======== Dataset extract

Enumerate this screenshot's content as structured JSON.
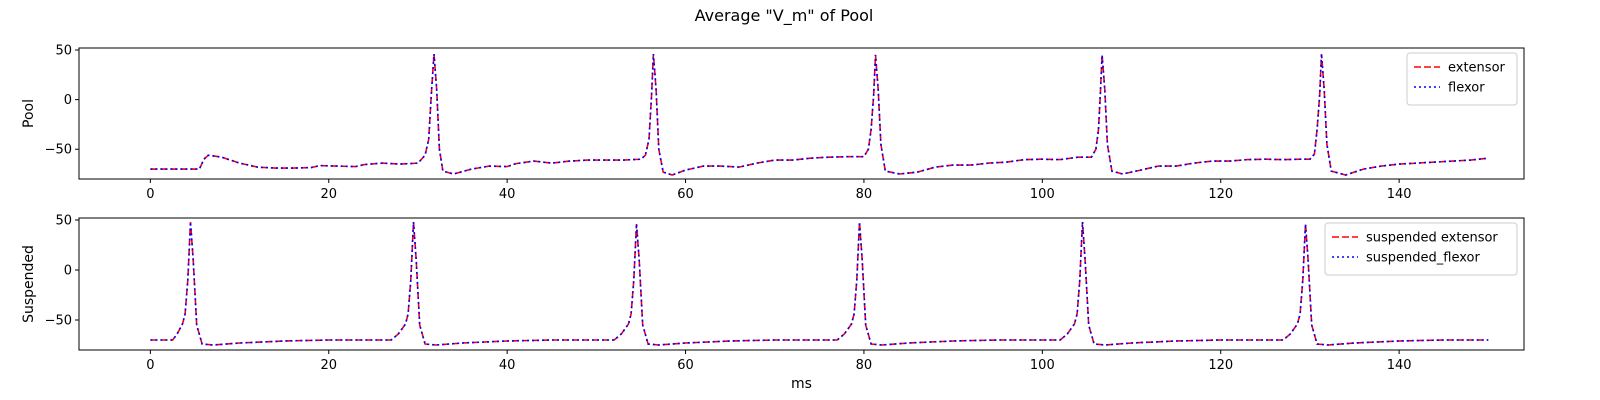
{
  "figure": {
    "title": "Average \"V_m\" of Pool"
  },
  "chart_data": [
    {
      "type": "line",
      "ylabel": "Pool",
      "xlabel": "",
      "xlim": [
        -8,
        154
      ],
      "ylim": [
        -80,
        52
      ],
      "xticks": [
        0,
        20,
        40,
        60,
        80,
        100,
        120,
        140
      ],
      "yticks": [
        50,
        0,
        -50
      ],
      "legend": "top-right",
      "grid": false,
      "baseline": [
        [
          0,
          -70
        ],
        [
          5.5,
          -70
        ],
        [
          6,
          -60
        ],
        [
          6.5,
          -56
        ],
        [
          8,
          -58
        ],
        [
          10,
          -64
        ],
        [
          12,
          -68
        ],
        [
          14,
          -69
        ],
        [
          16,
          -69
        ],
        [
          18,
          -68.5
        ],
        [
          19,
          -66.5
        ],
        [
          21,
          -67
        ],
        [
          23,
          -67.5
        ],
        [
          24,
          -65.5
        ],
        [
          26,
          -64
        ],
        [
          28,
          -65
        ],
        [
          30,
          -64
        ],
        [
          30.8,
          -56
        ],
        [
          31.2,
          -40
        ],
        [
          31.5,
          5
        ],
        [
          31.8,
          46
        ],
        [
          32.1,
          10
        ],
        [
          32.4,
          -50
        ],
        [
          32.8,
          -72
        ],
        [
          34,
          -75
        ],
        [
          36,
          -70
        ],
        [
          38,
          -67
        ],
        [
          40,
          -67.5
        ],
        [
          41,
          -64.5
        ],
        [
          43,
          -62
        ],
        [
          45,
          -64
        ],
        [
          47,
          -62
        ],
        [
          49,
          -61
        ],
        [
          51,
          -61
        ],
        [
          53,
          -61
        ],
        [
          55,
          -60
        ],
        [
          55.5,
          -56
        ],
        [
          55.9,
          -40
        ],
        [
          56.2,
          5
        ],
        [
          56.4,
          46
        ],
        [
          56.7,
          10
        ],
        [
          57,
          -50
        ],
        [
          57.5,
          -73
        ],
        [
          58.5,
          -76
        ],
        [
          60,
          -71
        ],
        [
          62,
          -67
        ],
        [
          64,
          -67
        ],
        [
          66,
          -68
        ],
        [
          67,
          -66
        ],
        [
          68,
          -64
        ],
        [
          70,
          -61
        ],
        [
          72,
          -61
        ],
        [
          74,
          -59
        ],
        [
          76,
          -58
        ],
        [
          78,
          -57.5
        ],
        [
          80,
          -57.5
        ],
        [
          80.5,
          -50
        ],
        [
          80.8,
          -30
        ],
        [
          81.1,
          5
        ],
        [
          81.3,
          45
        ],
        [
          81.6,
          10
        ],
        [
          81.9,
          -45
        ],
        [
          82.4,
          -72
        ],
        [
          84,
          -75
        ],
        [
          86,
          -73
        ],
        [
          88,
          -68
        ],
        [
          90,
          -66
        ],
        [
          92,
          -66
        ],
        [
          94,
          -64
        ],
        [
          96,
          -63
        ],
        [
          98,
          -60.5
        ],
        [
          100,
          -60
        ],
        [
          102,
          -60.5
        ],
        [
          104,
          -58
        ],
        [
          105.5,
          -58
        ],
        [
          106,
          -50
        ],
        [
          106.3,
          -30
        ],
        [
          106.5,
          5
        ],
        [
          106.7,
          45
        ],
        [
          107,
          10
        ],
        [
          107.3,
          -45
        ],
        [
          107.8,
          -72
        ],
        [
          109,
          -75
        ],
        [
          111,
          -71
        ],
        [
          113,
          -67
        ],
        [
          115,
          -67
        ],
        [
          117,
          -64
        ],
        [
          119,
          -62
        ],
        [
          121,
          -62
        ],
        [
          123,
          -60.5
        ],
        [
          125,
          -60
        ],
        [
          127,
          -60.5
        ],
        [
          129,
          -60
        ],
        [
          130,
          -60
        ],
        [
          130.5,
          -55
        ],
        [
          130.8,
          -30
        ],
        [
          131.1,
          5
        ],
        [
          131.3,
          46
        ],
        [
          131.6,
          10
        ],
        [
          131.9,
          -45
        ],
        [
          132.4,
          -72
        ],
        [
          134,
          -76
        ],
        [
          136,
          -70
        ],
        [
          138,
          -67
        ],
        [
          140,
          -65
        ],
        [
          142,
          -64
        ],
        [
          144,
          -63
        ],
        [
          146,
          -62
        ],
        [
          148,
          -61
        ],
        [
          150,
          -59
        ]
      ],
      "series": [
        {
          "name": "extensor",
          "color": "#ff0000",
          "dash": "dashed"
        },
        {
          "name": "flexor",
          "color": "#0000ff",
          "dash": "dotted"
        }
      ]
    },
    {
      "type": "line",
      "ylabel": "Suspended",
      "xlabel": "ms",
      "xlim": [
        -8,
        154
      ],
      "ylim": [
        -80,
        52
      ],
      "xticks": [
        0,
        20,
        40,
        60,
        80,
        100,
        120,
        140
      ],
      "yticks": [
        50,
        0,
        -50
      ],
      "legend": "top-right",
      "grid": false,
      "baseline": [
        [
          0,
          -70
        ],
        [
          2.5,
          -70
        ],
        [
          3,
          -64
        ],
        [
          3.6,
          -54
        ],
        [
          3.9,
          -44
        ],
        [
          4.2,
          -10
        ],
        [
          4.5,
          48
        ],
        [
          4.8,
          10
        ],
        [
          5.2,
          -55
        ],
        [
          5.8,
          -74
        ],
        [
          7,
          -75
        ],
        [
          10,
          -73
        ],
        [
          15,
          -71
        ],
        [
          20,
          -70
        ],
        [
          27,
          -70
        ],
        [
          27.8,
          -64
        ],
        [
          28.6,
          -54
        ],
        [
          28.9,
          -44
        ],
        [
          29.2,
          -10
        ],
        [
          29.5,
          48
        ],
        [
          29.8,
          10
        ],
        [
          30.2,
          -55
        ],
        [
          30.8,
          -74
        ],
        [
          32,
          -75
        ],
        [
          35,
          -73
        ],
        [
          40,
          -71
        ],
        [
          45,
          -70
        ],
        [
          52,
          -70
        ],
        [
          52.8,
          -64
        ],
        [
          53.6,
          -54
        ],
        [
          53.9,
          -44
        ],
        [
          54.2,
          -10
        ],
        [
          54.5,
          46
        ],
        [
          54.8,
          10
        ],
        [
          55.2,
          -55
        ],
        [
          55.8,
          -74
        ],
        [
          57,
          -75
        ],
        [
          60,
          -73
        ],
        [
          65,
          -71
        ],
        [
          70,
          -70
        ],
        [
          77,
          -70
        ],
        [
          77.8,
          -64
        ],
        [
          78.6,
          -54
        ],
        [
          78.9,
          -44
        ],
        [
          79.2,
          -10
        ],
        [
          79.5,
          48
        ],
        [
          79.8,
          10
        ],
        [
          80.2,
          -55
        ],
        [
          80.8,
          -74
        ],
        [
          82,
          -75
        ],
        [
          85,
          -73
        ],
        [
          90,
          -71
        ],
        [
          95,
          -70
        ],
        [
          102,
          -70
        ],
        [
          102.8,
          -64
        ],
        [
          103.6,
          -54
        ],
        [
          103.9,
          -44
        ],
        [
          104.2,
          -10
        ],
        [
          104.5,
          48
        ],
        [
          104.8,
          10
        ],
        [
          105.2,
          -55
        ],
        [
          105.8,
          -74
        ],
        [
          107,
          -75
        ],
        [
          110,
          -73
        ],
        [
          115,
          -71
        ],
        [
          120,
          -70
        ],
        [
          127,
          -70
        ],
        [
          127.8,
          -64
        ],
        [
          128.6,
          -54
        ],
        [
          128.9,
          -44
        ],
        [
          129.2,
          -10
        ],
        [
          129.5,
          46
        ],
        [
          129.8,
          10
        ],
        [
          130.2,
          -55
        ],
        [
          130.8,
          -74
        ],
        [
          132,
          -75
        ],
        [
          135,
          -73
        ],
        [
          140,
          -71
        ],
        [
          145,
          -70
        ],
        [
          150,
          -70
        ]
      ],
      "series": [
        {
          "name": "suspended extensor",
          "color": "#ff0000",
          "dash": "dashed"
        },
        {
          "name": "suspended_flexor",
          "color": "#0000ff",
          "dash": "dotted"
        }
      ]
    }
  ]
}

================

Written exercise: Scan the material and collect every line that contains "name".

Solved problem:
          "name": "extensor",
          "name": "flexor",
          "name": "suspended extensor",
          "name": "suspended_flexor",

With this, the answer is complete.